## [INPUT ROWS]

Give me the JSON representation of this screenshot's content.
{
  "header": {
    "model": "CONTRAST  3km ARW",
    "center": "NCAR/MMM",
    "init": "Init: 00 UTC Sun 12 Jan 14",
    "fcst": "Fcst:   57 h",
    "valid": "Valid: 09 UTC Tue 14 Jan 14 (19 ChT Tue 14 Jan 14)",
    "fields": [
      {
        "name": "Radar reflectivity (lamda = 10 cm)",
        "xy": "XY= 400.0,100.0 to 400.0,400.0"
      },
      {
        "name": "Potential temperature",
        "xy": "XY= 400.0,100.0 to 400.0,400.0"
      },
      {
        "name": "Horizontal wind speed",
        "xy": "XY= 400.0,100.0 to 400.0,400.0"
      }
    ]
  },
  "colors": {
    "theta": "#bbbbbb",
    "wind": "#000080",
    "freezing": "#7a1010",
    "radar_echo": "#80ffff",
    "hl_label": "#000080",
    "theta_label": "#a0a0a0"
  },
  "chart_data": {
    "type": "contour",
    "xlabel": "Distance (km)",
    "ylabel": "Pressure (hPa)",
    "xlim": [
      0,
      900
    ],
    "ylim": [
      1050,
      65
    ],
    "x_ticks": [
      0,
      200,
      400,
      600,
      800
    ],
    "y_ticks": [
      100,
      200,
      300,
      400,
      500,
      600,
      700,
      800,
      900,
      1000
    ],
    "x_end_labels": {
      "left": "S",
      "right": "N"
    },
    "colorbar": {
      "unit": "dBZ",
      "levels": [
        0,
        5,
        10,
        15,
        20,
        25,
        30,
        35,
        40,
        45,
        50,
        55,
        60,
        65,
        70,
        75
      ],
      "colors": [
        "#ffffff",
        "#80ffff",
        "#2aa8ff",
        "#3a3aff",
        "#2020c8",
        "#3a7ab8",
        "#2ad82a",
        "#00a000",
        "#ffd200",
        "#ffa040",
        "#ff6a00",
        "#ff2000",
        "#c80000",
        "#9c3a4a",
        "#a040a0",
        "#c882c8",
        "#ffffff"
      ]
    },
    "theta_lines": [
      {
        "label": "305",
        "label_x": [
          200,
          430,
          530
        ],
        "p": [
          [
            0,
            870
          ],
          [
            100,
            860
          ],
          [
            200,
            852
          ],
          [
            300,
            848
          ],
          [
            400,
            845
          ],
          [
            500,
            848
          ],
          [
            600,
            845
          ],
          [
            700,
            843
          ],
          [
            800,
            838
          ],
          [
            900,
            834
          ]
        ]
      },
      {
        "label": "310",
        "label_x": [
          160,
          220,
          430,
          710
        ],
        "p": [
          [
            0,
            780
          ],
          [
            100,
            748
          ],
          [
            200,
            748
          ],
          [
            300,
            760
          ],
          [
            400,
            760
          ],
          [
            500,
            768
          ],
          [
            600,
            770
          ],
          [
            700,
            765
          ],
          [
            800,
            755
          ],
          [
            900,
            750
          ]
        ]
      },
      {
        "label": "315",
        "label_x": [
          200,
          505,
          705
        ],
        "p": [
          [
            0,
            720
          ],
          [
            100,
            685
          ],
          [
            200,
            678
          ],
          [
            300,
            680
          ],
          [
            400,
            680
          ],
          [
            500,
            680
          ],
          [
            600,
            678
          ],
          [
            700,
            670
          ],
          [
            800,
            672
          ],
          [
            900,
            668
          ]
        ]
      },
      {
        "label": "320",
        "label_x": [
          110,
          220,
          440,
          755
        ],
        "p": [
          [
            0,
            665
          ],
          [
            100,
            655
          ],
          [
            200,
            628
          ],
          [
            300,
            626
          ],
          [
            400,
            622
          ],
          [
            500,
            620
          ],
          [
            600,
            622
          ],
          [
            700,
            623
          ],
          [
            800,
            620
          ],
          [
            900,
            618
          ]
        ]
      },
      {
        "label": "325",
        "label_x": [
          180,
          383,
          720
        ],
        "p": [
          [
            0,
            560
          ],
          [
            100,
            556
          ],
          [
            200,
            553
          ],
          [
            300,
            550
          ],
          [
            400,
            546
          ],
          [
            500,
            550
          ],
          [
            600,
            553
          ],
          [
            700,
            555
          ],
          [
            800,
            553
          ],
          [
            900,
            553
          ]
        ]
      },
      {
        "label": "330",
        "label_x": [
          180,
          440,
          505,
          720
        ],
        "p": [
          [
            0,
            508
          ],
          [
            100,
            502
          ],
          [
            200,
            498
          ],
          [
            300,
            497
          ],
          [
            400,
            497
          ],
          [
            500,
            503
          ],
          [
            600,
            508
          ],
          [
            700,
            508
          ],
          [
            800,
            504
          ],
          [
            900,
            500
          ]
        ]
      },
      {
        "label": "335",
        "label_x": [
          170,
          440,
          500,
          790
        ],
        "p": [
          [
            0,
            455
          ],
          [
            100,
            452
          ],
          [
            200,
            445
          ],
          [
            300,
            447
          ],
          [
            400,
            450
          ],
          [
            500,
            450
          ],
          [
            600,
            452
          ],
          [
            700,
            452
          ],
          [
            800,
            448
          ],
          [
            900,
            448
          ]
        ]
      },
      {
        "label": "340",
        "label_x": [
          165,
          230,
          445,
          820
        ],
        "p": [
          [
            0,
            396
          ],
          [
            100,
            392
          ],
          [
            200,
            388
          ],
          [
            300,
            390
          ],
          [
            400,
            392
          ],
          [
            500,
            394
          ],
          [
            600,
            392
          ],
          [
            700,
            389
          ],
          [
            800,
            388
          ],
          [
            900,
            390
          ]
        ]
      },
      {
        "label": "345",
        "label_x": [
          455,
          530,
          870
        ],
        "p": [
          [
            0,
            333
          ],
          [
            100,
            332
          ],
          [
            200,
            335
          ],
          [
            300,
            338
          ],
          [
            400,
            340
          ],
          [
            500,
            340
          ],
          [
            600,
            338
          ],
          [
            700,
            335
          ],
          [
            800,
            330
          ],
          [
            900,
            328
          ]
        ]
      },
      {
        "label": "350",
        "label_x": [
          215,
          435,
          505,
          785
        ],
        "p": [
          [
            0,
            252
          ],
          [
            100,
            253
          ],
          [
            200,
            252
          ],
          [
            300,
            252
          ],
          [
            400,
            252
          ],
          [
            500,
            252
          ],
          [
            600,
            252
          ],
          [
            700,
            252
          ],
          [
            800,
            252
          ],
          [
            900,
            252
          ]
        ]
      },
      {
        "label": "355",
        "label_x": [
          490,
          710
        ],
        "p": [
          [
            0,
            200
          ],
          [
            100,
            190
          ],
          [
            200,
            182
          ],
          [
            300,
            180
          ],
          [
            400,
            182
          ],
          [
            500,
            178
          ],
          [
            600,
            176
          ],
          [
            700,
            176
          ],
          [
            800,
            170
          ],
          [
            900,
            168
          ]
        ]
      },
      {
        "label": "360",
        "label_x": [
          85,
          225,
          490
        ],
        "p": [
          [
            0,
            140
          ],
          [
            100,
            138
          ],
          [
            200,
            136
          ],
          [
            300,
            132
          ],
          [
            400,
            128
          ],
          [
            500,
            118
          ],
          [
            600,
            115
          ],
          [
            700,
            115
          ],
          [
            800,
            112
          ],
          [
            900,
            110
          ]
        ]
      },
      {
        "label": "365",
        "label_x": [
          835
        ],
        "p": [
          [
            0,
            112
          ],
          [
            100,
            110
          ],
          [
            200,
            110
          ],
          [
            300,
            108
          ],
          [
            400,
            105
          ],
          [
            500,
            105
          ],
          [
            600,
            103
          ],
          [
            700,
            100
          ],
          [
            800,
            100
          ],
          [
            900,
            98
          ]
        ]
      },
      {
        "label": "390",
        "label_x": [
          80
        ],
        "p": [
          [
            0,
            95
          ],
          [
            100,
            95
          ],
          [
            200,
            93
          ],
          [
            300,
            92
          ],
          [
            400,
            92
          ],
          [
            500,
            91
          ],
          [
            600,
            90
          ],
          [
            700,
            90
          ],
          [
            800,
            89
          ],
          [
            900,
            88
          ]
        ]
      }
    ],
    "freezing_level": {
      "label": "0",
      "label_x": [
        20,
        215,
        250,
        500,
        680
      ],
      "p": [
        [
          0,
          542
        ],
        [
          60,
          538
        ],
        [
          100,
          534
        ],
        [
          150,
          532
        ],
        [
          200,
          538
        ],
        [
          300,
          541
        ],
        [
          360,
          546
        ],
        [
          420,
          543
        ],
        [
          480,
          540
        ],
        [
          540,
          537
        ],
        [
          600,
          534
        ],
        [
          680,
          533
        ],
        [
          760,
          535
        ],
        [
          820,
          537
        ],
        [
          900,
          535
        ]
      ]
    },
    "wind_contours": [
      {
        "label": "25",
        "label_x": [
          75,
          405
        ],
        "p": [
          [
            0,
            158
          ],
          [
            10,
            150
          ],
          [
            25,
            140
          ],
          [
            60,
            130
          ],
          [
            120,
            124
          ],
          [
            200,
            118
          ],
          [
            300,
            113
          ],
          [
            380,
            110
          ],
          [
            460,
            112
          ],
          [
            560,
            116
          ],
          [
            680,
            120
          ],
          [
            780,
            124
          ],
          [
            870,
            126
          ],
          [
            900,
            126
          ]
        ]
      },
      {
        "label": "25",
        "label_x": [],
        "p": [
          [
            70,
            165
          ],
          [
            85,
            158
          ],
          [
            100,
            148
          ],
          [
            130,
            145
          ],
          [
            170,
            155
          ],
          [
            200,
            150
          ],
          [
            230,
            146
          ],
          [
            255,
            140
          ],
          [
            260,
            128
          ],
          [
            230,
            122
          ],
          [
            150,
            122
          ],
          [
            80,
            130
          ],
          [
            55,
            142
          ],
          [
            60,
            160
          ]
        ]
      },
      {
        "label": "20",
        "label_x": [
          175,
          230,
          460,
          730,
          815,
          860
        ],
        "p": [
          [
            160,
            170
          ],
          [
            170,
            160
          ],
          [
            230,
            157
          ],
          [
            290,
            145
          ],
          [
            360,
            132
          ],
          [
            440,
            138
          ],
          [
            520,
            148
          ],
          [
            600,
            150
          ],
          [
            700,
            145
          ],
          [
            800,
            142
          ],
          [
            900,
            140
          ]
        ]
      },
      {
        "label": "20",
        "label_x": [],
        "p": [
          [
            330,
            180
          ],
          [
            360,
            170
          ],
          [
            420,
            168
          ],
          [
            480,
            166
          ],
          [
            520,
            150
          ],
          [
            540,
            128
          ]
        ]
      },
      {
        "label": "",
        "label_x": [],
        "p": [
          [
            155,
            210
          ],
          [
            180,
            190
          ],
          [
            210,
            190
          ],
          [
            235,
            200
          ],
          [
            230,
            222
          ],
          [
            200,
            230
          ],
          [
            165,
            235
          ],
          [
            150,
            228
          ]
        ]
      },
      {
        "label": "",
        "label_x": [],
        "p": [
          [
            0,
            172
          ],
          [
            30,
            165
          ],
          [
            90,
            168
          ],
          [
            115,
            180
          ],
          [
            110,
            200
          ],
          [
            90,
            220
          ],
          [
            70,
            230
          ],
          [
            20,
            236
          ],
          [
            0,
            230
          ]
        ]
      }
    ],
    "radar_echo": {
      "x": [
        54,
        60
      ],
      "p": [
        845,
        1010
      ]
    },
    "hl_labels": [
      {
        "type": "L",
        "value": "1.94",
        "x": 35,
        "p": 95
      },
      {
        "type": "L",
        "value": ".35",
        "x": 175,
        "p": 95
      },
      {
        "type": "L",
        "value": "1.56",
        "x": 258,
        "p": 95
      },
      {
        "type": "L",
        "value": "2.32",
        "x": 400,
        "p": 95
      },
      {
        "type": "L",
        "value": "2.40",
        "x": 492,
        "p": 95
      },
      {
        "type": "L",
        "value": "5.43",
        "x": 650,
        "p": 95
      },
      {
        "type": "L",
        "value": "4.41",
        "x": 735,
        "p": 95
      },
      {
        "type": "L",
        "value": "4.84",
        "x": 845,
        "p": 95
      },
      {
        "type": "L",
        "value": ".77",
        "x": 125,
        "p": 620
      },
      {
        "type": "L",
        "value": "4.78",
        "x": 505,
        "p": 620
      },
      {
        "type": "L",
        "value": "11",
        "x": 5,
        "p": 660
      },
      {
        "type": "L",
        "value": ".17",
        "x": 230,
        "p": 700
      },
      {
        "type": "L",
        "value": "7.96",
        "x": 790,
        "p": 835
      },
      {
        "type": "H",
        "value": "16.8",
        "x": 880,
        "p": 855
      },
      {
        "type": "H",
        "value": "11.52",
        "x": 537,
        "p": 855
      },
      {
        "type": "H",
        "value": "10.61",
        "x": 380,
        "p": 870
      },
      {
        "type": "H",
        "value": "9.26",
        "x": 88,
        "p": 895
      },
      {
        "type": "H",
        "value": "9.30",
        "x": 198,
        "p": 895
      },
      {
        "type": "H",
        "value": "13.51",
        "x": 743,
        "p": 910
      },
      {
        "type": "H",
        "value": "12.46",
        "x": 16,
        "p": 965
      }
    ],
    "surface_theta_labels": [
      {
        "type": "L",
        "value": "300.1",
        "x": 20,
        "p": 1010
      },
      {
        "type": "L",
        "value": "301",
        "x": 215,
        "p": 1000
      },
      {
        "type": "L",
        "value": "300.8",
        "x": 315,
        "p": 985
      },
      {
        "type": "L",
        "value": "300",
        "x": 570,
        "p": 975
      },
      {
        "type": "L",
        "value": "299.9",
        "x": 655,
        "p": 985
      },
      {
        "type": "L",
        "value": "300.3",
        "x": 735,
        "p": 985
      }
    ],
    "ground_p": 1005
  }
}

## [SET EXERCISE]
Using the material above, report each line where "name" occurs.

## [FINAL RESULT]
        "name": "Radar reflectivity (lamda = 10 cm)",
        "name": "Potential temperature",
        "name": "Horizontal wind speed",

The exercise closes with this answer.